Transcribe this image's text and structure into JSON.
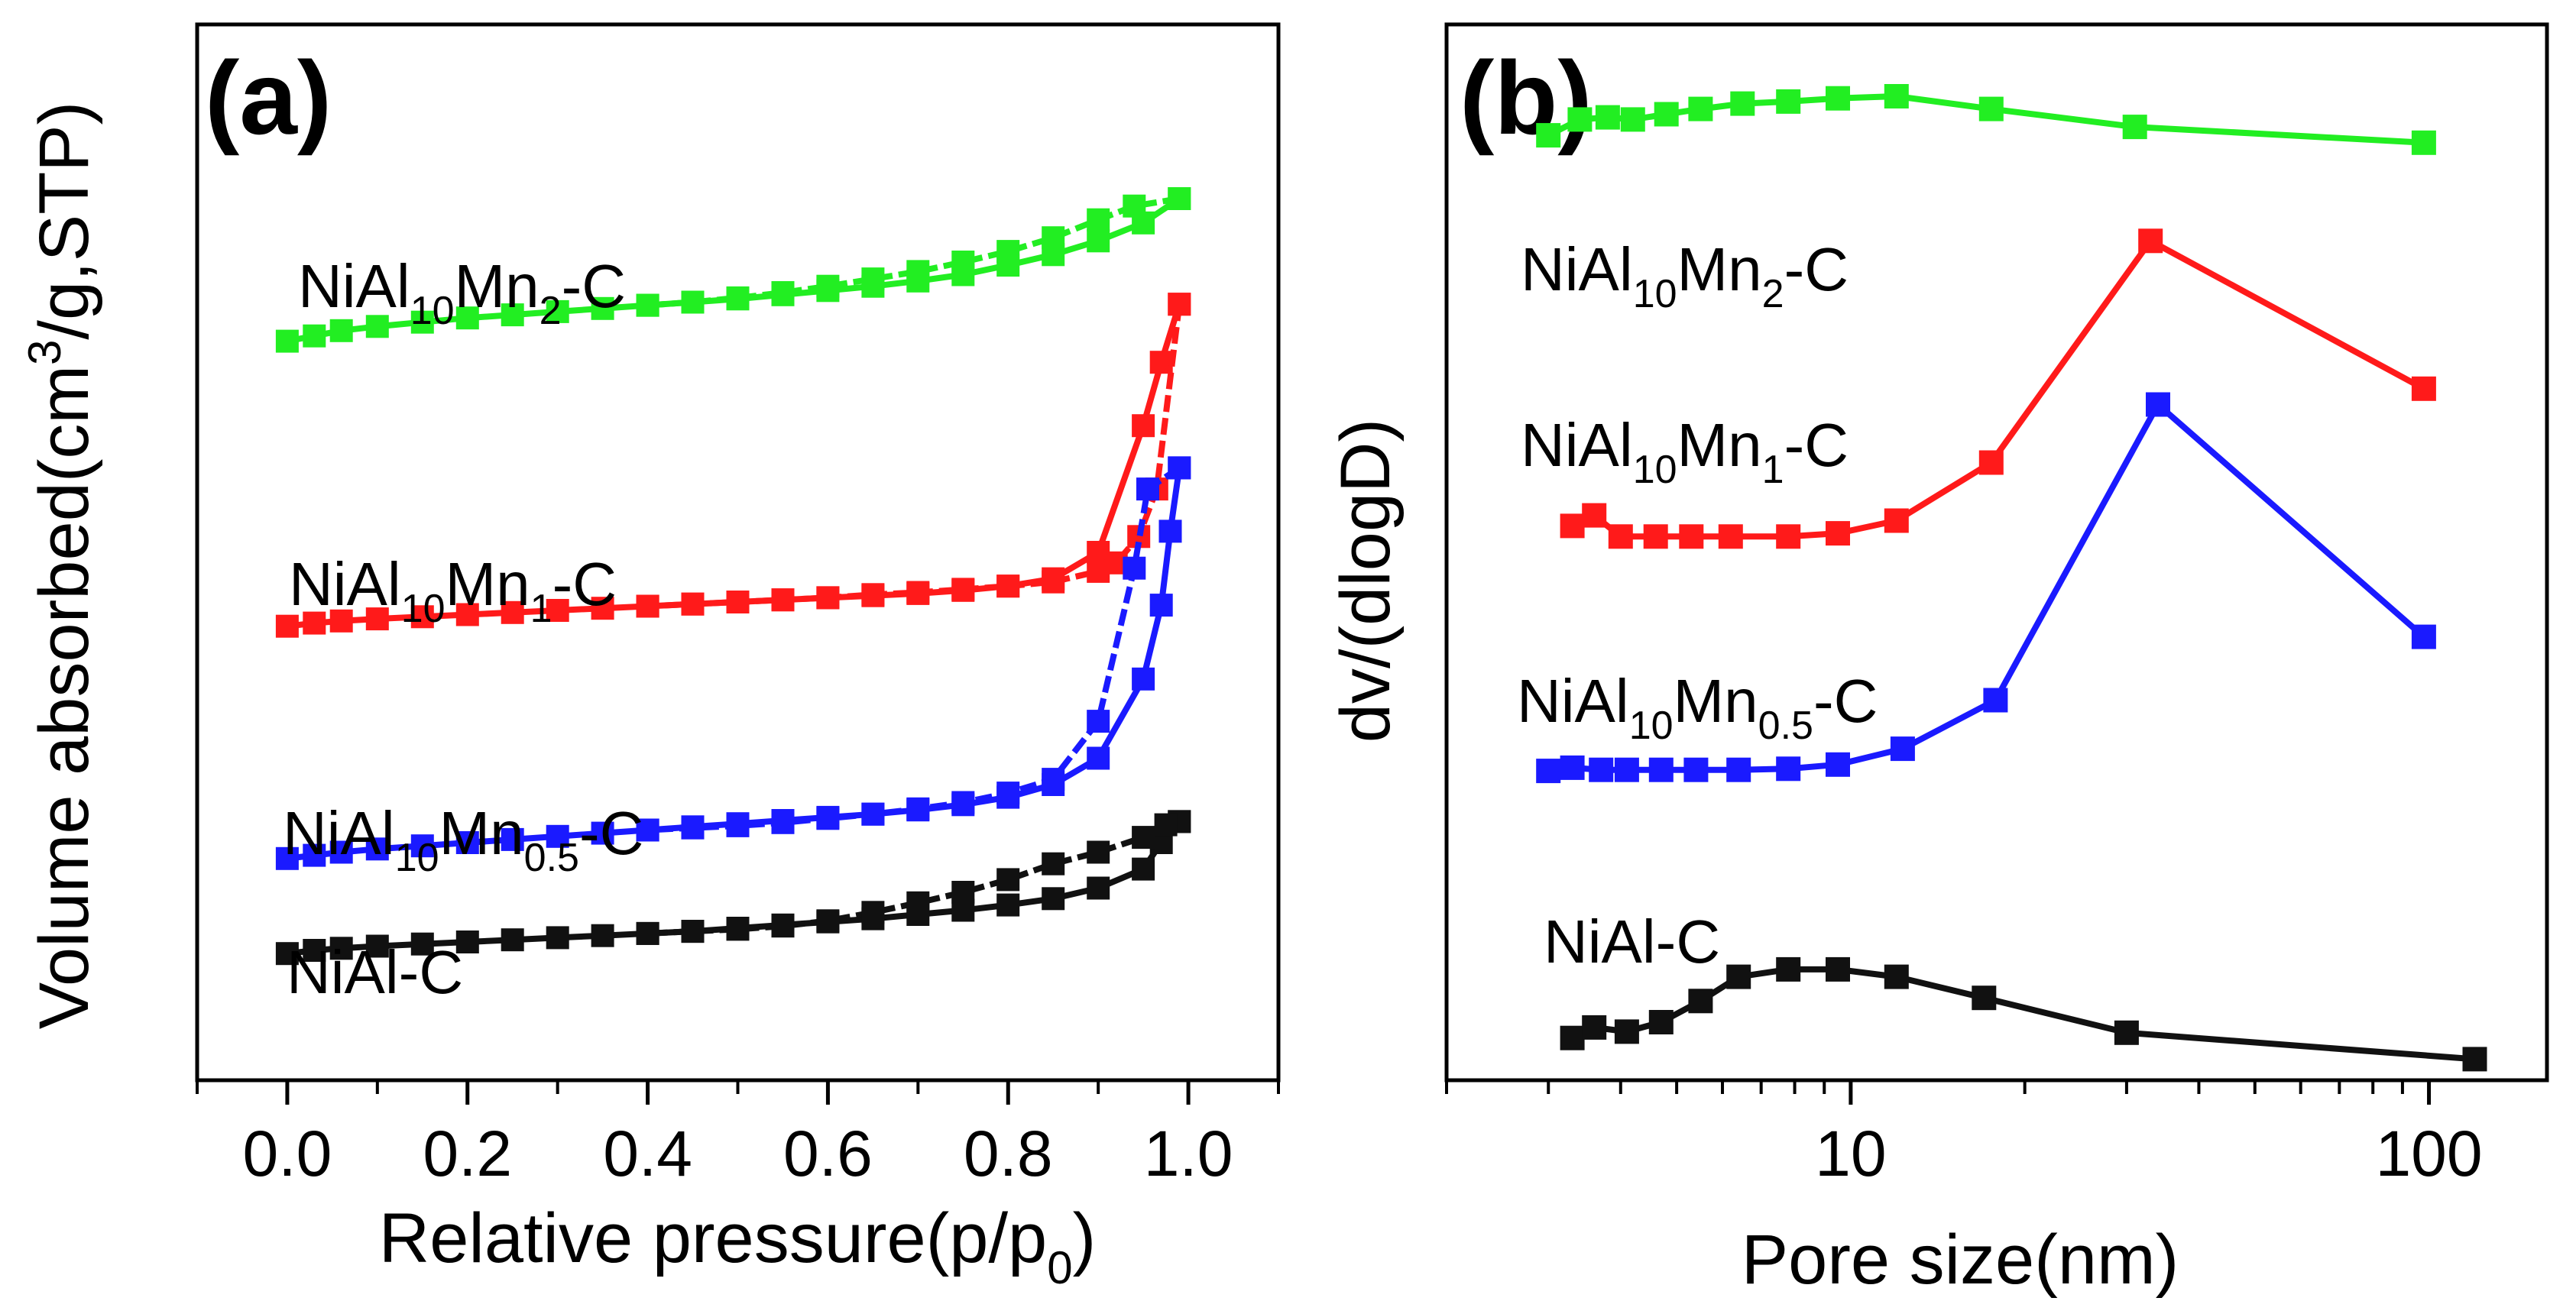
{
  "chart_data": [
    {
      "type": "line",
      "panel": "(a)",
      "xlabel": "Relative pressure(p/p0)",
      "ylabel": "Volume absorbed(cm3/g,STP)",
      "xlim": [
        -0.1,
        1.1
      ],
      "x_ticks": [
        "0.0",
        "0.2",
        "0.4",
        "0.6",
        "0.8",
        "1.0"
      ],
      "y_ticks": [],
      "series": [
        {
          "name": "NiAl10Mn2-C",
          "color": "#22ee22",
          "label_parts": [
            [
              "NiAl",
              ""
            ],
            [
              "10",
              "sub"
            ],
            [
              "Mn",
              ""
            ],
            [
              "2",
              "sub"
            ],
            [
              "-C",
              ""
            ]
          ],
          "adsorption": {
            "x": [
              0.0,
              0.03,
              0.06,
              0.1,
              0.15,
              0.2,
              0.25,
              0.3,
              0.35,
              0.4,
              0.45,
              0.5,
              0.55,
              0.6,
              0.65,
              0.7,
              0.75,
              0.8,
              0.85,
              0.9,
              0.95,
              0.99
            ],
            "y": [
              70.0,
              70.5,
              71.0,
              71.4,
              71.8,
              72.2,
              72.5,
              72.8,
              73.1,
              73.4,
              73.7,
              74.0,
              74.4,
              74.8,
              75.2,
              75.7,
              76.3,
              77.2,
              78.2,
              79.5,
              81.2,
              83.5
            ]
          },
          "desorption": {
            "x": [
              0.99,
              0.94,
              0.9,
              0.85,
              0.8,
              0.75,
              0.7,
              0.65,
              0.6,
              0.55,
              0.5,
              0.45,
              0.4
            ],
            "y": [
              83.5,
              82.8,
              81.5,
              79.8,
              78.5,
              77.5,
              76.6,
              75.9,
              75.2,
              74.6,
              74.1,
              73.7,
              73.4
            ]
          }
        },
        {
          "name": "NiAl10Mn1-C",
          "color": "#ff1a1a",
          "label_parts": [
            [
              "NiAl",
              ""
            ],
            [
              "10",
              "sub"
            ],
            [
              "Mn",
              ""
            ],
            [
              "1",
              "sub"
            ],
            [
              "-C",
              ""
            ]
          ],
          "adsorption": {
            "x": [
              0.0,
              0.03,
              0.06,
              0.1,
              0.15,
              0.2,
              0.25,
              0.3,
              0.35,
              0.4,
              0.45,
              0.5,
              0.55,
              0.6,
              0.65,
              0.7,
              0.75,
              0.8,
              0.85,
              0.9,
              0.95,
              0.97,
              0.99
            ],
            "y": [
              43.0,
              43.3,
              43.5,
              43.7,
              43.9,
              44.1,
              44.3,
              44.5,
              44.7,
              44.9,
              45.1,
              45.3,
              45.5,
              45.7,
              45.9,
              46.1,
              46.4,
              46.8,
              47.5,
              50.0,
              62.0,
              68.0,
              73.5
            ]
          },
          "desorption": {
            "x": [
              0.99,
              0.965,
              0.945,
              0.92,
              0.9,
              0.85,
              0.8,
              0.75,
              0.7,
              0.65,
              0.6,
              0.55,
              0.5,
              0.45,
              0.4
            ],
            "y": [
              73.5,
              56.0,
              51.5,
              49.0,
              48.2,
              47.2,
              46.8,
              46.5,
              46.2,
              46.0,
              45.7,
              45.5,
              45.3,
              45.1,
              44.9
            ]
          }
        },
        {
          "name": "NiAl10Mn0.5-C",
          "color": "#1a1aff",
          "label_parts": [
            [
              "NiAl",
              ""
            ],
            [
              "10",
              "sub"
            ],
            [
              "Mn",
              ""
            ],
            [
              "0.5",
              "sub"
            ],
            [
              "-C",
              ""
            ]
          ],
          "adsorption": {
            "x": [
              0.0,
              0.03,
              0.06,
              0.1,
              0.15,
              0.2,
              0.25,
              0.3,
              0.35,
              0.4,
              0.45,
              0.5,
              0.55,
              0.6,
              0.65,
              0.7,
              0.75,
              0.8,
              0.85,
              0.9,
              0.95,
              0.97,
              0.98,
              0.99
            ],
            "y": [
              21.0,
              21.3,
              21.6,
              21.9,
              22.2,
              22.5,
              22.8,
              23.1,
              23.4,
              23.7,
              24.0,
              24.3,
              24.6,
              24.9,
              25.2,
              25.6,
              26.1,
              26.8,
              28.0,
              30.5,
              38.0,
              45.0,
              52.0,
              58.0
            ]
          },
          "desorption": {
            "x": [
              0.99,
              0.955,
              0.94,
              0.9,
              0.85,
              0.8,
              0.75,
              0.7,
              0.65,
              0.6,
              0.55,
              0.5,
              0.45,
              0.4
            ],
            "y": [
              58.0,
              56.0,
              48.5,
              34.0,
              28.5,
              27.2,
              26.3,
              25.7,
              25.2,
              24.8,
              24.4,
              24.1,
              23.9,
              23.7
            ]
          }
        },
        {
          "name": "NiAl-C",
          "color": "#111111",
          "label_parts": [
            [
              "NiAl-C",
              ""
            ]
          ],
          "adsorption": {
            "x": [
              0.0,
              0.03,
              0.06,
              0.1,
              0.15,
              0.2,
              0.25,
              0.3,
              0.35,
              0.4,
              0.45,
              0.5,
              0.55,
              0.6,
              0.65,
              0.7,
              0.75,
              0.8,
              0.85,
              0.9,
              0.95,
              0.97,
              0.99
            ],
            "y": [
              12.0,
              12.3,
              12.5,
              12.7,
              12.9,
              13.1,
              13.3,
              13.5,
              13.7,
              13.9,
              14.1,
              14.4,
              14.7,
              15.0,
              15.3,
              15.7,
              16.1,
              16.6,
              17.2,
              18.2,
              20.0,
              22.5,
              24.5
            ]
          },
          "desorption": {
            "x": [
              0.99,
              0.975,
              0.95,
              0.9,
              0.85,
              0.8,
              0.75,
              0.7,
              0.65,
              0.6,
              0.55,
              0.5,
              0.45,
              0.4
            ],
            "y": [
              24.5,
              24.2,
              23.0,
              21.6,
              20.5,
              19.0,
              17.8,
              16.8,
              15.9,
              15.1,
              14.6,
              14.3,
              14.1,
              13.9
            ]
          }
        }
      ]
    },
    {
      "type": "line",
      "panel": "(b)",
      "xlabel": "Pore size(nm)",
      "ylabel": "dv/(dlogD)",
      "xscale": "log",
      "xlim": [
        2,
        160
      ],
      "x_ticks": [
        "10",
        "100"
      ],
      "x_tick_values": [
        10,
        100
      ],
      "y_ticks": [],
      "series": [
        {
          "name": "NiAl10Mn2-C",
          "color": "#22ee22",
          "label_parts": [
            [
              "NiAl",
              ""
            ],
            [
              "10",
              "sub"
            ],
            [
              "Mn",
              ""
            ],
            [
              "2",
              "sub"
            ],
            [
              "-C",
              ""
            ]
          ],
          "x": [
            3.0,
            3.4,
            3.8,
            4.2,
            4.8,
            5.5,
            6.5,
            7.8,
            9.5,
            12.0,
            17.5,
            31.0,
            98.0
          ],
          "y": [
            89.5,
            91.0,
            91.2,
            91.0,
            91.5,
            92.0,
            92.5,
            92.7,
            93.0,
            93.2,
            92.0,
            90.3,
            88.8
          ]
        },
        {
          "name": "NiAl10Mn1-C",
          "color": "#ff1a1a",
          "label_parts": [
            [
              "NiAl",
              ""
            ],
            [
              "10",
              "sub"
            ],
            [
              "Mn",
              ""
            ],
            [
              "1",
              "sub"
            ],
            [
              "-C",
              ""
            ]
          ],
          "x": [
            3.3,
            3.6,
            4.0,
            4.6,
            5.3,
            6.2,
            7.8,
            9.5,
            12.0,
            17.5,
            33.0,
            98.0
          ],
          "y": [
            52.5,
            53.5,
            51.5,
            51.5,
            51.5,
            51.5,
            51.5,
            51.8,
            53.0,
            58.5,
            79.5,
            65.5
          ]
        },
        {
          "name": "NiAl10Mn0.5-C",
          "color": "#1a1aff",
          "label_parts": [
            [
              "NiAl",
              ""
            ],
            [
              "10",
              "sub"
            ],
            [
              "Mn",
              ""
            ],
            [
              "0.5",
              "sub"
            ],
            [
              "-C",
              ""
            ]
          ],
          "x": [
            3.0,
            3.3,
            3.7,
            4.1,
            4.7,
            5.4,
            6.4,
            7.8,
            9.5,
            12.3,
            17.8,
            34.0,
            98.0
          ],
          "y": [
            29.3,
            29.6,
            29.4,
            29.4,
            29.4,
            29.4,
            29.4,
            29.5,
            29.9,
            31.4,
            36.0,
            64.0,
            42.0
          ]
        },
        {
          "name": "NiAl-C",
          "color": "#111111",
          "label_parts": [
            [
              "NiAl-C",
              ""
            ]
          ],
          "x": [
            3.3,
            3.6,
            4.1,
            4.7,
            5.5,
            6.4,
            7.8,
            9.5,
            12.0,
            17.0,
            30.0,
            120.0
          ],
          "y": [
            4.0,
            5.0,
            4.6,
            5.5,
            7.5,
            9.8,
            10.5,
            10.5,
            9.8,
            7.8,
            4.5,
            2.0
          ]
        }
      ]
    }
  ],
  "panels": {
    "a": {
      "tag": "(a)",
      "xlabel_main": "Relative pressure(p/p",
      "xlabel_sub": "0",
      "xlabel_tail": ")",
      "ylabel_main": "Volume absorbed(cm",
      "ylabel_sup": "3",
      "ylabel_tail": "/g,STP)"
    },
    "b": {
      "tag": "(b)",
      "xlabel": "Pore size(nm)",
      "ylabel": "dv/(dlogD)"
    }
  }
}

Problem requirements:
Examine the records and pull out every line where the string "pressure" occurs.

Written solution:
      "xlabel": "Relative pressure(p/p0)",
      "xlabel_main": "Relative pressure(p/p",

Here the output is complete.